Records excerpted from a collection
*-*-*
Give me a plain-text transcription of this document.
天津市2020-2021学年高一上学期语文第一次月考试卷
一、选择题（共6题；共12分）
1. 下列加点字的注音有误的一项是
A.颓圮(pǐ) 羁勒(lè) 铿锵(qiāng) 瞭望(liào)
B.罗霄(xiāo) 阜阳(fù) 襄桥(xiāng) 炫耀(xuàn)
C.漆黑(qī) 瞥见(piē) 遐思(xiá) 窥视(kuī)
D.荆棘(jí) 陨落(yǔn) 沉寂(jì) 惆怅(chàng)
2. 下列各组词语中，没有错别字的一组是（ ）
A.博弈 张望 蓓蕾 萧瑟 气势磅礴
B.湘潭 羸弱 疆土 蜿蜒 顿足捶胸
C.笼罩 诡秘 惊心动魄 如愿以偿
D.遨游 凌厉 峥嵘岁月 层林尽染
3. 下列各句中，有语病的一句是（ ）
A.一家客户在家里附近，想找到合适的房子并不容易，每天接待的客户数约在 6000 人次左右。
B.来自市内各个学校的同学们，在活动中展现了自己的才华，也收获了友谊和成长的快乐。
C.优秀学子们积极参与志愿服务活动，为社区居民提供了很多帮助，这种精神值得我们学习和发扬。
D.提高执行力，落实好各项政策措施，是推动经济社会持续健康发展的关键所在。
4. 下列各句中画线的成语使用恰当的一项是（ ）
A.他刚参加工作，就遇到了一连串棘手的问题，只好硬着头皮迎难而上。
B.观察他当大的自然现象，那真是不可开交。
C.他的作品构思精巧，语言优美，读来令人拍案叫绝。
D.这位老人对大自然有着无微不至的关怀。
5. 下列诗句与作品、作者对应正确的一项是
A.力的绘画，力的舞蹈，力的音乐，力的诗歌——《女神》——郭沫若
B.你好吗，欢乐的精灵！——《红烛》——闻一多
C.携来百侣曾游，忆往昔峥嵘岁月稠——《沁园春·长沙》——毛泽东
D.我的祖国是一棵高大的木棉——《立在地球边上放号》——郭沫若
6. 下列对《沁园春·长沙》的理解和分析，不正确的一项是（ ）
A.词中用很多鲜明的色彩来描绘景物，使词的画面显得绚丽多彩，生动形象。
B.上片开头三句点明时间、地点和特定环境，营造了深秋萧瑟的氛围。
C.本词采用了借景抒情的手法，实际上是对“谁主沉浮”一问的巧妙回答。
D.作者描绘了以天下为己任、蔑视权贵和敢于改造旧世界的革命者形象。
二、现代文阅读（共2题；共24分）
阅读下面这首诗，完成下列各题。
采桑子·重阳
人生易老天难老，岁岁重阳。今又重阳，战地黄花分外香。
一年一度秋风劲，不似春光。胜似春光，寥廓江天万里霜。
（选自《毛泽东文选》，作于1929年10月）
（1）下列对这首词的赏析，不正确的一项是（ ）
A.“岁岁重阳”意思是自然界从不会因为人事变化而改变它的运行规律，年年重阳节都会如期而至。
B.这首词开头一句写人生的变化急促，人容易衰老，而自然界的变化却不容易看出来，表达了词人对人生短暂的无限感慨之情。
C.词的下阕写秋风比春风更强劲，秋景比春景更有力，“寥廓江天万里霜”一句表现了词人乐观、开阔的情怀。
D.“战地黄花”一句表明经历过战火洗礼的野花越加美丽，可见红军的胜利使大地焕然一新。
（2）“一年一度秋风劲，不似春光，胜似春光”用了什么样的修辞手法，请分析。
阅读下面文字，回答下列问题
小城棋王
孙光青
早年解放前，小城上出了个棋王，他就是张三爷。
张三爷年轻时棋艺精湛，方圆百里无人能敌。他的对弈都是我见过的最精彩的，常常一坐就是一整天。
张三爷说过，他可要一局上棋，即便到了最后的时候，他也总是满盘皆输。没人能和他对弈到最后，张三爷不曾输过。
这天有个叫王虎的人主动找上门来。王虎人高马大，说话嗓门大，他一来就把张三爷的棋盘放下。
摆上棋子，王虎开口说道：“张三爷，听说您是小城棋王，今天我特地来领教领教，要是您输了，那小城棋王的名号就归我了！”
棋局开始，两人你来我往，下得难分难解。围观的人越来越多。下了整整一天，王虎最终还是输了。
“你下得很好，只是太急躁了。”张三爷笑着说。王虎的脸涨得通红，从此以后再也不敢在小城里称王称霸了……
*-*-*
= Work to be completed =
Repeat back the data above, exact to the last character.

= Correct response =
Give me a plain-text transcription of this document.
天津市2020-2021学年高一上学期语文第一次月考试卷
一、选择题（共6题；共12分）
1. 下列加点字的注音有误的一项是
A.颓圮(pǐ) 羁勒(lè) 铿锵(qiāng) 瞭望(liào)
B.罗霄(xiāo) 阜阳(fù) 襄桥(xiāng) 炫耀(xuàn)
C.漆黑(qī) 瞥见(piē) 遐思(xiá) 窥视(kuī)
D.荆棘(jí) 陨落(yǔn) 沉寂(jì) 惆怅(chàng)
2. 下列各组词语中，没有错别字的一组是（ ）
A.博弈 张望 蓓蕾 萧瑟 气势磅礴
B.湘潭 羸弱 疆土 蜿蜒 顿足捶胸
C.笼罩 诡秘 惊心动魄 如愿以偿
D.遨游 凌厉 峥嵘岁月 层林尽染
3. 下列各句中，有语病的一句是（ ）
A.一家客户在家里附近，想找到合适的房子并不容易，每天接待的客户数约在 6000 人次左右。
B.来自市内各个学校的同学们，在活动中展现了自己的才华，也收获了友谊和成长的快乐。
C.优秀学子们积极参与志愿服务活动，为社区居民提供了很多帮助，这种精神值得我们学习和发扬。
D.提高执行力，落实好各项政策措施，是推动经济社会持续健康发展的关键所在。
4. 下列各句中画线的成语使用恰当的一项是（ ）
A.他刚参加工作，就遇到了一连串棘手的问题，只好硬着头皮迎难而上。
B.观察他当大的自然现象，那真是不可开交。
C.他的作品构思精巧，语言优美，读来令人拍案叫绝。
D.这位老人对大自然有着无微不至的关怀。
5. 下列诗句与作品、作者对应正确的一项是
A.力的绘画，力的舞蹈，力的音乐，力的诗歌——《女神》——郭沫若
B.你好吗，欢乐的精灵！——《红烛》——闻一多
C.携来百侣曾游，忆往昔峥嵘岁月稠——《沁园春·长沙》——毛泽东
D.我的祖国是一棵高大的木棉——《立在地球边上放号》——郭沫若
6. 下列对《沁园春·长沙》的理解和分析，不正确的一项是（ ）
A.词中用很多鲜明的色彩来描绘景物，使词的画面显得绚丽多彩，生动形象。
B.上片开头三句点明时间、地点和特定环境，营造了深秋萧瑟的氛围。
C.本词采用了借景抒情的手法，实际上是对“谁主沉浮”一问的巧妙回答。
D.作者描绘了以天下为己任、蔑视权贵和敢于改造旧世界的革命者形象。
二、现代文阅读（共2题；共24分）
阅读下面这首诗，完成下列各题。
采桑子·重阳
人生易老天难老，岁岁重阳。今又重阳，战地黄花分外香。
一年一度秋风劲，不似春光。胜似春光，寥廓江天万里霜。
（选自《毛泽东文选》，作于1929年10月）
（1）下列对这首词的赏析，不正确的一项是（ ）
A.“岁岁重阳”意思是自然界从不会因为人事变化而改变它的运行规律，年年重阳节都会如期而至。
B.这首词开头一句写人生的变化急促，人容易衰老，而自然界的变化却不容易看出来，表达了词人对人生短暂的无限感慨之情。
C.词的下阕写秋风比春风更强劲，秋景比春景更有力，“寥廓江天万里霜”一句表现了词人乐观、开阔的情怀。
D.“战地黄花”一句表明经历过战火洗礼的野花越加美丽，可见红军的胜利使大地焕然一新。
（2）“一年一度秋风劲，不似春光，胜似春光”用了什么样的修辞手法，请分析。
阅读下面文字，回答下列问题
小城棋王
孙光青
早年解放前，小城上出了个棋王，他就是张三爷。
张三爷年轻时棋艺精湛，方圆百里无人能敌。他的对弈都是我见过的最精彩的，常常一坐就是一整天。
张三爷说过，他可要一局上棋，即便到了最后的时候，他也总是满盘皆输。没人能和他对弈到最后，张三爷不曾输过。
这天有个叫王虎的人主动找上门来。王虎人高马大，说话嗓门大，他一来就把张三爷的棋盘放下。
摆上棋子，王虎开口说道：“张三爷，听说您是小城棋王，今天我特地来领教领教，要是您输了，那小城棋王的名号就归我了！”
棋局开始，两人你来我往，下得难分难解。围观的人越来越多。下了整整一天，王虎最终还是输了。
“你下得很好，只是太急躁了。”张三爷笑着说。王虎的脸涨得通红，从此以后再也不敢在小城里称王称霸了……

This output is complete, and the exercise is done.